- _Problem requirements_: Copy every line from the one that holds "Output a JSON" to the end of the records below, exactly and with nothing else, but without any pictures.

- _Input rows_:
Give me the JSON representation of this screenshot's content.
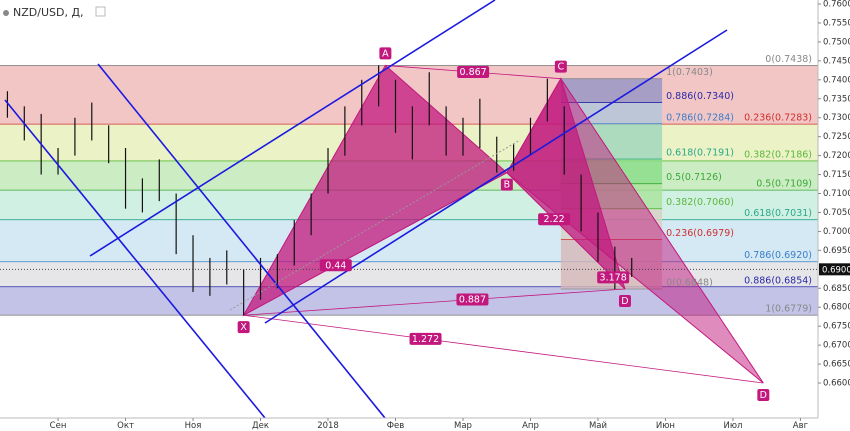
{
  "header": {
    "symbol": "NZD/USD, Д,"
  },
  "chart_data": {
    "type": "ohlc",
    "xlim": [
      -0.86,
      11.26
    ],
    "ylim": [
      0.65077,
      0.76106
    ],
    "xticks": [
      {
        "value": 0,
        "label": "Сен"
      },
      {
        "value": 1,
        "label": "Окт"
      },
      {
        "value": 2,
        "label": "Ноя"
      },
      {
        "value": 3,
        "label": "Дек"
      },
      {
        "value": 4,
        "label": "2018"
      },
      {
        "value": 5,
        "label": "Фев"
      },
      {
        "value": 6,
        "label": "Мар"
      },
      {
        "value": 7,
        "label": "Апр"
      },
      {
        "value": 8,
        "label": "Май"
      },
      {
        "value": 9,
        "label": "Июн"
      },
      {
        "value": 10,
        "label": "Июл"
      },
      {
        "value": 11,
        "label": "Авг"
      }
    ],
    "yticks": [
      {
        "value": 0.66,
        "label": "0.6600"
      },
      {
        "value": 0.665,
        "label": "0.6650"
      },
      {
        "value": 0.67,
        "label": "0.6700"
      },
      {
        "value": 0.675,
        "label": "0.6750"
      },
      {
        "value": 0.68,
        "label": "0.6800"
      },
      {
        "value": 0.685,
        "label": "0.6850"
      },
      {
        "value": 0.695,
        "label": "0.6950"
      },
      {
        "value": 0.7,
        "label": "0.7000"
      },
      {
        "value": 0.705,
        "label": "0.7050"
      },
      {
        "value": 0.71,
        "label": "0.7100"
      },
      {
        "value": 0.715,
        "label": "0.7150"
      },
      {
        "value": 0.72,
        "label": "0.7200"
      },
      {
        "value": 0.725,
        "label": "0.7250"
      },
      {
        "value": 0.73,
        "label": "0.7300"
      },
      {
        "value": 0.735,
        "label": "0.7350"
      },
      {
        "value": 0.74,
        "label": "0.7400"
      },
      {
        "value": 0.745,
        "label": "0.7450"
      },
      {
        "value": 0.75,
        "label": "0.7500"
      },
      {
        "value": 0.755,
        "label": "0.7550"
      },
      {
        "value": 0.76,
        "label": "0.7600"
      }
    ],
    "last_price": {
      "value": 0.69,
      "label": "0.6900"
    },
    "x": [
      -0.75,
      -0.5,
      -0.25,
      0,
      0.25,
      0.5,
      0.75,
      1,
      1.25,
      1.5,
      1.75,
      2,
      2.25,
      2.5,
      2.75,
      3,
      3.25,
      3.5,
      3.75,
      4,
      4.25,
      4.5,
      4.75,
      5,
      5.25,
      5.5,
      5.75,
      6,
      6.25,
      6.5,
      6.75,
      7,
      7.25,
      7.5,
      7.75,
      8,
      8.25,
      8.5
    ],
    "high": [
      0.737,
      0.733,
      0.731,
      0.722,
      0.73,
      0.734,
      0.728,
      0.722,
      0.714,
      0.719,
      0.71,
      0.699,
      0.693,
      0.695,
      0.69,
      0.693,
      0.694,
      0.703,
      0.71,
      0.722,
      0.733,
      0.74,
      0.7438,
      0.74,
      0.733,
      0.742,
      0.733,
      0.73,
      0.735,
      0.725,
      0.723,
      0.73,
      0.7403,
      0.733,
      0.715,
      0.705,
      0.696,
      0.693
    ],
    "low": [
      0.73,
      0.724,
      0.715,
      0.715,
      0.72,
      0.724,
      0.718,
      0.706,
      0.705,
      0.708,
      0.694,
      0.684,
      0.683,
      0.686,
      0.6779,
      0.682,
      0.685,
      0.691,
      0.699,
      0.71,
      0.72,
      0.728,
      0.733,
      0.726,
      0.719,
      0.728,
      0.72,
      0.72,
      0.722,
      0.7155,
      0.716,
      0.72,
      0.729,
      0.715,
      0.7,
      0.692,
      0.6848,
      0.688
    ],
    "fib_xa": [
      {
        "label": "0(0.7438)",
        "level": 0.7438,
        "color": "#888888",
        "fill": "#f0b8b8"
      },
      {
        "label": "0.236(0.7283)",
        "level": 0.7283,
        "color": "#d03030",
        "fill": "#e6efb8"
      },
      {
        "label": "0.382(0.7186)",
        "level": 0.7186,
        "color": "#5cb83c",
        "fill": "#bfe8b4"
      },
      {
        "label": "0.5(0.7109)",
        "level": 0.7109,
        "color": "#3aa83a",
        "fill": "#c4ecdc"
      },
      {
        "label": "0.618(0.7031)",
        "level": 0.7031,
        "color": "#2aa88a",
        "fill": "#cbe3f1"
      },
      {
        "label": "0.786(0.6920)",
        "level": 0.692,
        "color": "#3a7ec8",
        "fill": "#e0e0e4"
      },
      {
        "label": "0.886(0.6854)",
        "level": 0.6854,
        "color": "#2a2aa8",
        "fill": "#b4b4e2"
      },
      {
        "label": "1(0.6779)",
        "level": 0.6779,
        "color": "#888888",
        "fill": "#ffffff"
      }
    ],
    "fib_cd": [
      {
        "label": "1(0.7403)",
        "level": 0.7403,
        "color": "#888888",
        "fill": "#9494c4"
      },
      {
        "label": "0.886(0.7340)",
        "level": 0.734,
        "color": "#2a2aa8",
        "fill": "#aec6da"
      },
      {
        "label": "0.786(0.7284)",
        "level": 0.7284,
        "color": "#3a7ec8",
        "fill": "#9ed4bc"
      },
      {
        "label": "0.618(0.7191)",
        "level": 0.7191,
        "color": "#2aa88a",
        "fill": "#88dc88"
      },
      {
        "label": "0.5(0.7126)",
        "level": 0.7126,
        "color": "#3aa83a",
        "fill": "#a8e49a"
      },
      {
        "label": "0.382(0.7060)",
        "level": 0.706,
        "color": "#5cb83c",
        "fill": "#d8d0c4"
      },
      {
        "label": "0.236(0.6979)",
        "level": 0.6979,
        "color": "#d03030",
        "fill": "#d6b8b8"
      },
      {
        "label": "0(0.6848)",
        "level": 0.6848,
        "color": "#888888",
        "fill": "#ffffff"
      }
    ],
    "fib_cd_x": [
      7.45,
      8.95
    ],
    "pattern_points": [
      {
        "label": "X",
        "x": 2.75,
        "y": 0.6779
      },
      {
        "label": "A",
        "x": 4.85,
        "y": 0.7438
      },
      {
        "label": "B",
        "x": 6.65,
        "y": 0.7155
      },
      {
        "label": "C",
        "x": 7.45,
        "y": 0.7403
      },
      {
        "label": "D",
        "x": 8.4,
        "y": 0.6848
      },
      {
        "label": "D",
        "x": 10.45,
        "y": 0.66
      }
    ],
    "ratios": [
      "0.867",
      "0.44",
      "0.887",
      "1.272",
      "2.22",
      "3.178"
    ],
    "pattern_color": "#c2187e"
  }
}
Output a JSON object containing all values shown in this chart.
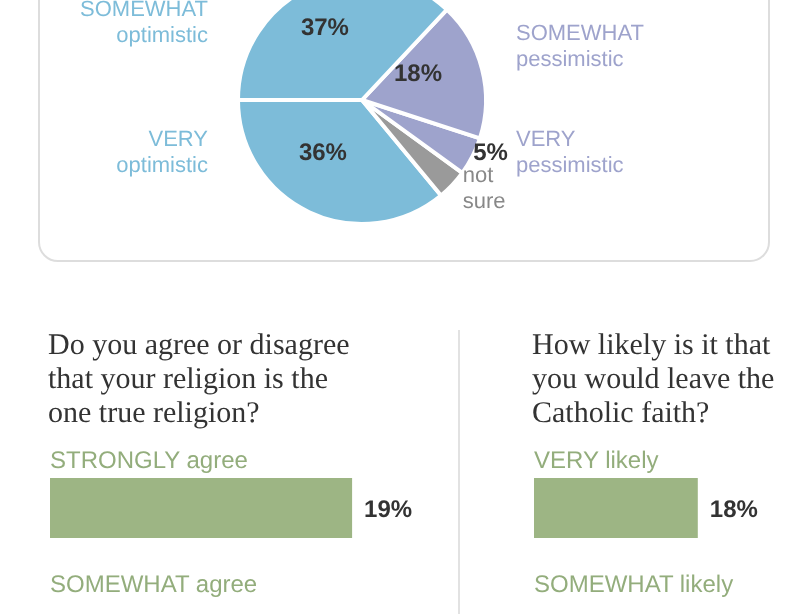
{
  "chart_data": [
    {
      "type": "pie",
      "categories": [
        "VERY optimistic",
        "not sure",
        "VERY pessimistic",
        "SOMEWHAT pessimistic",
        "SOMEWHAT optimistic"
      ],
      "values": [
        36,
        4,
        5,
        18,
        37
      ],
      "colors": [
        "#7dbcd9",
        "#9a9a9a",
        "#9ea3cc",
        "#9ea3cc",
        "#7dbcd9"
      ],
      "value_labels": [
        "36%",
        null,
        "5%",
        "18%",
        "37%"
      ]
    },
    {
      "type": "bar",
      "orientation": "horizontal",
      "title": "Do  you agree or disagree that your religion is the one true religion?",
      "categories": [
        "STRONGLY agree",
        "SOMEWHAT agree"
      ],
      "values": [
        19,
        null
      ],
      "value_labels": [
        "19%",
        null
      ],
      "color": "#9db584"
    },
    {
      "type": "bar",
      "orientation": "horizontal",
      "title": "How likely is it that you would leave the Catholic faith?",
      "categories": [
        "VERY likely",
        "SOMEWHAT likely"
      ],
      "values": [
        18,
        null
      ],
      "value_labels": [
        "18%",
        null
      ],
      "color": "#9db584"
    }
  ]
}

- _Correct result_:
Output a JSON object containing all values shown in this chart.
{
  "chart_data": [
    {
      "type": "pie",
      "categories": [
        "VERY optimistic",
        "not sure",
        "VERY pessimistic",
        "SOMEWHAT pessimistic",
        "SOMEWHAT optimistic"
      ],
      "values": [
        36,
        4,
        5,
        18,
        37
      ],
      "colors": [
        "#7dbcd9",
        "#9a9a9a",
        "#9ea3cc",
        "#9ea3cc",
        "#7dbcd9"
      ],
      "value_labels": [
        "36%",
        null,
        "5%",
        "18%",
        "37%"
      ]
    },
    {
      "type": "bar",
      "orientation": "horizontal",
      "title": "Do  you agree or disagree that your religion is the one true religion?",
      "categories": [
        "STRONGLY agree",
        "SOMEWHAT agree"
      ],
      "values": [
        19,
        null
      ],
      "value_labels": [
        "19%",
        null
      ],
      "color": "#9db584"
    },
    {
      "type": "bar",
      "orientation": "horizontal",
      "title": "How likely is it that you would leave the Catholic faith?",
      "categories": [
        "VERY likely",
        "SOMEWHAT likely"
      ],
      "values": [
        18,
        null
      ],
      "value_labels": [
        "18%",
        null
      ],
      "color": "#9db584"
    }
  ]
}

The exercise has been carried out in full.